▶ [Task inputs]:

* Begin *

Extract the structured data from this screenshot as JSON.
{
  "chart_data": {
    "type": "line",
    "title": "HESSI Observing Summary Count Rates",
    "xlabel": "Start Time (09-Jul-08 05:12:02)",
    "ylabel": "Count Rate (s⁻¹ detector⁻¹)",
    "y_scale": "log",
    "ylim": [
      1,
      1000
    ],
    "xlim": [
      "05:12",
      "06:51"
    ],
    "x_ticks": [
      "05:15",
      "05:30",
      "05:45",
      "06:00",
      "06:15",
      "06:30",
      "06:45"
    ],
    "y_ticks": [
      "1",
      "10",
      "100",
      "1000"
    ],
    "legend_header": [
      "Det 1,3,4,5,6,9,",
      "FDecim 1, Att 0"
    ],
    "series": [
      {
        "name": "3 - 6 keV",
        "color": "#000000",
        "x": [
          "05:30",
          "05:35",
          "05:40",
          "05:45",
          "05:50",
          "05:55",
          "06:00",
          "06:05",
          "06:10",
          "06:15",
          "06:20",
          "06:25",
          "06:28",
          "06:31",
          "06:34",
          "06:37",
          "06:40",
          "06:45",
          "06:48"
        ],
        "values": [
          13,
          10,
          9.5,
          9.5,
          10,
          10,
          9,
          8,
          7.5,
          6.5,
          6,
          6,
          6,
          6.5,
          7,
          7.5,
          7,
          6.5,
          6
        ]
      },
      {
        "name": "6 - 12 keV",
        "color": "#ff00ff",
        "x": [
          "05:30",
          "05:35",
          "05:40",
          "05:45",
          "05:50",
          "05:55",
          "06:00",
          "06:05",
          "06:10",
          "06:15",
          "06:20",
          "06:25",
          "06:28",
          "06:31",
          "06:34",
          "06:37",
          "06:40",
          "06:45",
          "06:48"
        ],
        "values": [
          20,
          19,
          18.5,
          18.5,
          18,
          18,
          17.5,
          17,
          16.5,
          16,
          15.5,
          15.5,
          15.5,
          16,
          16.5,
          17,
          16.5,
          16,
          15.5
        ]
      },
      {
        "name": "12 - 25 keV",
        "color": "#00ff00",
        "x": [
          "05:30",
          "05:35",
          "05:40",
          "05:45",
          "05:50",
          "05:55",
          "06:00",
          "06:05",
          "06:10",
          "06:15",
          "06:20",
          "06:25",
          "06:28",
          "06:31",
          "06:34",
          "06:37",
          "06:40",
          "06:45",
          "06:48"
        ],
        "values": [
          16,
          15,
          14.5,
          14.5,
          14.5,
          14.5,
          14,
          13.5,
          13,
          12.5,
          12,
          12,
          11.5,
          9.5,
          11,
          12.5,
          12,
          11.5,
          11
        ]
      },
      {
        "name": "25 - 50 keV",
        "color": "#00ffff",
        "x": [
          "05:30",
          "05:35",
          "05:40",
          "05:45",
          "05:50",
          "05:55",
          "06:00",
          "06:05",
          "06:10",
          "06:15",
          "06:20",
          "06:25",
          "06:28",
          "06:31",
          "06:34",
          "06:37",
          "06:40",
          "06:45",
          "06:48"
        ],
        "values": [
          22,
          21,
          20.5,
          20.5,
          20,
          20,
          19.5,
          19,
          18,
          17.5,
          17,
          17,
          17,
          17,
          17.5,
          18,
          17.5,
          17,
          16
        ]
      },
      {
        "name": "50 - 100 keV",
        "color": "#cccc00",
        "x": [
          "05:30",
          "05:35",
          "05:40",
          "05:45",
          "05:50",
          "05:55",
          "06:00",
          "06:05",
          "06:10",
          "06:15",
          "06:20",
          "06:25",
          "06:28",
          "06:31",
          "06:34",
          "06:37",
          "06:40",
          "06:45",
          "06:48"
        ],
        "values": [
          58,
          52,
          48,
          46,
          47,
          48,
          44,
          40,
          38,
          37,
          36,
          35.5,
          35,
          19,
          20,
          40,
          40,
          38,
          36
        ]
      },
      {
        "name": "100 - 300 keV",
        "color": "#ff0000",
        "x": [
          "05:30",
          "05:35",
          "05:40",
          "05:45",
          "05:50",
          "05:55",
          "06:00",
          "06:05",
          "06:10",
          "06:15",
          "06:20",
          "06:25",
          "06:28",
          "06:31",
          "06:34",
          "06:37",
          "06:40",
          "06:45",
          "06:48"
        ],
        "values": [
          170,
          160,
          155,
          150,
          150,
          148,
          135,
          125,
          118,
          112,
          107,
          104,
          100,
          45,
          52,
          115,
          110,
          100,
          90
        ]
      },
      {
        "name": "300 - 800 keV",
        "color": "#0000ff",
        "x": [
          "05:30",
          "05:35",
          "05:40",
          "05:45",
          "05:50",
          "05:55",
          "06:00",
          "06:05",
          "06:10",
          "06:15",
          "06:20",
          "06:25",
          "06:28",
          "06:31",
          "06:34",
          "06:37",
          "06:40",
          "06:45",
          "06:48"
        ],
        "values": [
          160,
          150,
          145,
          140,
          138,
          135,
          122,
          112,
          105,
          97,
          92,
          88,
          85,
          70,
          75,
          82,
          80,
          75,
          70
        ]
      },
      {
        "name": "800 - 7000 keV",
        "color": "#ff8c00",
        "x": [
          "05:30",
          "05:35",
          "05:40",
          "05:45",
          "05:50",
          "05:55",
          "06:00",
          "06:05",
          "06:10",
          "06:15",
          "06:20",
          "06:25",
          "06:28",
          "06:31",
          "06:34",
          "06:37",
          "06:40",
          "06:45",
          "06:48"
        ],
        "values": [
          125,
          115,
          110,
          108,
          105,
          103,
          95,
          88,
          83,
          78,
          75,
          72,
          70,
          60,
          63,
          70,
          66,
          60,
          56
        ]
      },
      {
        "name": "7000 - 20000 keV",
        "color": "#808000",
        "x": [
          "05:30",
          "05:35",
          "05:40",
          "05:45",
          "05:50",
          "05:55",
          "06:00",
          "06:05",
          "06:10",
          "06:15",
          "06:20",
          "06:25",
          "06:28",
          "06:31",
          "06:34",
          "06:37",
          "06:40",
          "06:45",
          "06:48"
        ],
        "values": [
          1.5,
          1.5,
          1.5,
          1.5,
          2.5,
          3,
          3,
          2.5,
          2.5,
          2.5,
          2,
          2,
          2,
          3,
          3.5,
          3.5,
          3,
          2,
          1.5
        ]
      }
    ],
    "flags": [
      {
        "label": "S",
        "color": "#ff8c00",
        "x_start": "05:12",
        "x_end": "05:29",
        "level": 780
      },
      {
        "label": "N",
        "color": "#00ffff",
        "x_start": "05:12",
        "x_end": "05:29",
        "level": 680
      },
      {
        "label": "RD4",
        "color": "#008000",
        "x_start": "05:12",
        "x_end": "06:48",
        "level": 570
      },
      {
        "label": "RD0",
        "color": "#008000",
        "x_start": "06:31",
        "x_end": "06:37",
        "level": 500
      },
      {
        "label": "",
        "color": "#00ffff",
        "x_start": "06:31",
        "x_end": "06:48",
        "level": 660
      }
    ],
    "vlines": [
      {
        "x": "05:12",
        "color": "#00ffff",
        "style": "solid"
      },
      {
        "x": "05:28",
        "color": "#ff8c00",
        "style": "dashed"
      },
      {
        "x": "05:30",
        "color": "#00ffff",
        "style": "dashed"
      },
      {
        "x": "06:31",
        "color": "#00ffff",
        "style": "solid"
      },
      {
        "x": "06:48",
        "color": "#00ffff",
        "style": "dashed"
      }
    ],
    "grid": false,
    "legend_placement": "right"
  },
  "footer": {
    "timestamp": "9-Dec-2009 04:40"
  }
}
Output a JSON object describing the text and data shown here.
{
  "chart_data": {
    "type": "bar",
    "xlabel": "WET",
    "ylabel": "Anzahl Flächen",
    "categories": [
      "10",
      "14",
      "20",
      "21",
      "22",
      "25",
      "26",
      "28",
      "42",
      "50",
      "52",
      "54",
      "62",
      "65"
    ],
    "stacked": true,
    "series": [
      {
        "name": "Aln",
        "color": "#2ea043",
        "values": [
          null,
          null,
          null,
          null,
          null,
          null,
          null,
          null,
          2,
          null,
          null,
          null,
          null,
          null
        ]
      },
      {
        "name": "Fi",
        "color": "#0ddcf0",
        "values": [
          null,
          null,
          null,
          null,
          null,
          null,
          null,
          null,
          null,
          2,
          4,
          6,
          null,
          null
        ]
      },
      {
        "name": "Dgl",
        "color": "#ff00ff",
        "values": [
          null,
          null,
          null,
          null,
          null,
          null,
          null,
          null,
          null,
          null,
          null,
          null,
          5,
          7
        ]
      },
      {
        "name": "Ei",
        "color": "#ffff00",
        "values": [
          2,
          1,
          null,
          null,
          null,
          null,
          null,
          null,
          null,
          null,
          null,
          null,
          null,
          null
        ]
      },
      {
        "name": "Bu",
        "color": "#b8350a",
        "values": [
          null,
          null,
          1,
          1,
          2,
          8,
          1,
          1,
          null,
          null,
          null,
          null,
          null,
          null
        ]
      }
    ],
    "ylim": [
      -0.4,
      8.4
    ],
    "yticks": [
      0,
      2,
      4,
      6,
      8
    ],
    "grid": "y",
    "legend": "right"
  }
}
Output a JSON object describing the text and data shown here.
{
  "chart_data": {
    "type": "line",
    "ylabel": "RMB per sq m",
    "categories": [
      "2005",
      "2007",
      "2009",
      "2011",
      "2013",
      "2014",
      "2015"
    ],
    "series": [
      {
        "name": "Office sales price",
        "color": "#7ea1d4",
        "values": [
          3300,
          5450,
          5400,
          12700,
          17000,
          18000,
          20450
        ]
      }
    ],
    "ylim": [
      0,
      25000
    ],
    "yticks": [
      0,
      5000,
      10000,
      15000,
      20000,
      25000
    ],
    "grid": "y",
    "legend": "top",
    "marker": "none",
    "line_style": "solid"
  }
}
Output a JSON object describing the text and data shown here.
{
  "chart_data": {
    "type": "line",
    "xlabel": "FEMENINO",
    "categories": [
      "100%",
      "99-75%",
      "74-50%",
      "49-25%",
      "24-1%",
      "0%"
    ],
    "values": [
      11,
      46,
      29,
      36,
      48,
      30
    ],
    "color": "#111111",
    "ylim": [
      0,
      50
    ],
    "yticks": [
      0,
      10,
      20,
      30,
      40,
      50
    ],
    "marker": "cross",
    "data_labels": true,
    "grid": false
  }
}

* End *

Pick out all lines from the data above in which the word "ylabel" appears.

    "ylabel": "Count Rate (s⁻¹ detector⁻¹)",
    "ylabel": "Anzahl Flächen",
    "ylabel": "RMB per sq m",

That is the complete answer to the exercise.